— Begin Material provided —

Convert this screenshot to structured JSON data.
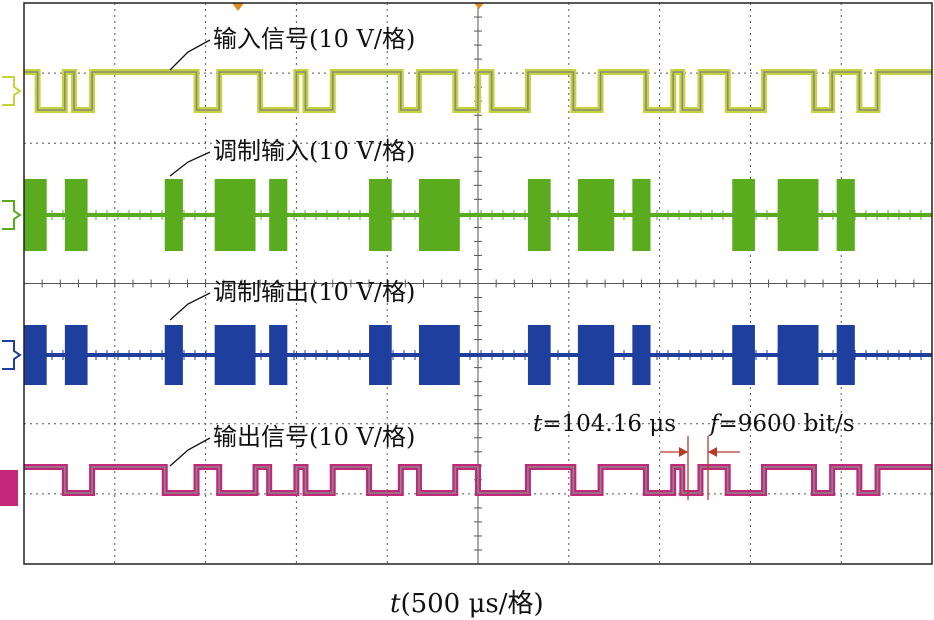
{
  "chart_data": {
    "type": "line",
    "title": "",
    "xlabel_prefix": "t",
    "xlabel_rest": "(500 μs/格)",
    "grid": true,
    "divisions": {
      "x": 10,
      "y": 8
    },
    "series": [
      {
        "name": "输入信号(10 V/格)",
        "kind": "digital",
        "color": "#c7d33a",
        "edge_color": "#888888",
        "transitions_div": [
          0.15,
          0.45,
          0.55,
          0.75,
          1.9,
          2.15,
          2.6,
          3.0,
          3.1,
          3.4,
          4.15,
          4.35,
          4.75,
          5.0,
          5.15,
          5.55,
          6.05,
          6.35,
          6.85,
          7.15,
          7.25,
          7.45,
          7.75,
          8.15,
          8.7,
          8.9,
          9.2,
          9.4
        ]
      },
      {
        "name": "调制输入(10 V/格)",
        "kind": "burst",
        "color": "#5bab1f",
        "bursts_div": [
          [
            0.0,
            0.25
          ],
          [
            0.45,
            0.7
          ],
          [
            1.55,
            1.75
          ],
          [
            2.1,
            2.55
          ],
          [
            2.7,
            2.9
          ],
          [
            3.8,
            4.05
          ],
          [
            4.35,
            4.8
          ],
          [
            5.55,
            5.8
          ],
          [
            6.1,
            6.5
          ],
          [
            6.7,
            6.9
          ],
          [
            7.8,
            8.05
          ],
          [
            8.3,
            8.75
          ],
          [
            8.95,
            9.15
          ]
        ]
      },
      {
        "name": "调制输出(10 V/格)",
        "kind": "burst",
        "color": "#1e3f9e",
        "bursts_div": [
          [
            0.0,
            0.25
          ],
          [
            0.45,
            0.7
          ],
          [
            1.55,
            1.75
          ],
          [
            2.1,
            2.55
          ],
          [
            2.7,
            2.9
          ],
          [
            3.8,
            4.05
          ],
          [
            4.35,
            4.8
          ],
          [
            5.55,
            5.8
          ],
          [
            6.1,
            6.5
          ],
          [
            6.7,
            6.9
          ],
          [
            7.8,
            8.05
          ],
          [
            8.3,
            8.75
          ],
          [
            8.95,
            9.15
          ]
        ]
      },
      {
        "name": "输出信号(10 V/格)",
        "kind": "digital",
        "color": "#c2277a",
        "edge_color": "#888888",
        "transitions_div": [
          0.45,
          0.75,
          1.55,
          1.9,
          2.15,
          2.55,
          2.7,
          3.0,
          3.1,
          3.4,
          3.8,
          4.15,
          4.35,
          4.75,
          5.0,
          5.55,
          6.05,
          6.35,
          6.85,
          7.15,
          7.25,
          7.45,
          7.75,
          8.15,
          8.7,
          8.9,
          9.2,
          9.4
        ]
      }
    ],
    "annotation": {
      "t_symbol": "t",
      "t_value": "=104.16 μs",
      "f_symbol": "f",
      "f_value": "=9600 bit/s",
      "arrow_color": "#b53a2a"
    },
    "colors": {
      "grid": "#555555",
      "frame": "#222222",
      "markers": "#e08a1e"
    }
  }
}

— End Material provided —

## Set task
Look through the data above. Each line containing the word "name" needs to be copied.

## Exercise response
        "name": "输入信号(10 V/格)",
        "name": "调制输入(10 V/格)",
        "name": "调制输出(10 V/格)",
        "name": "输出信号(10 V/格)",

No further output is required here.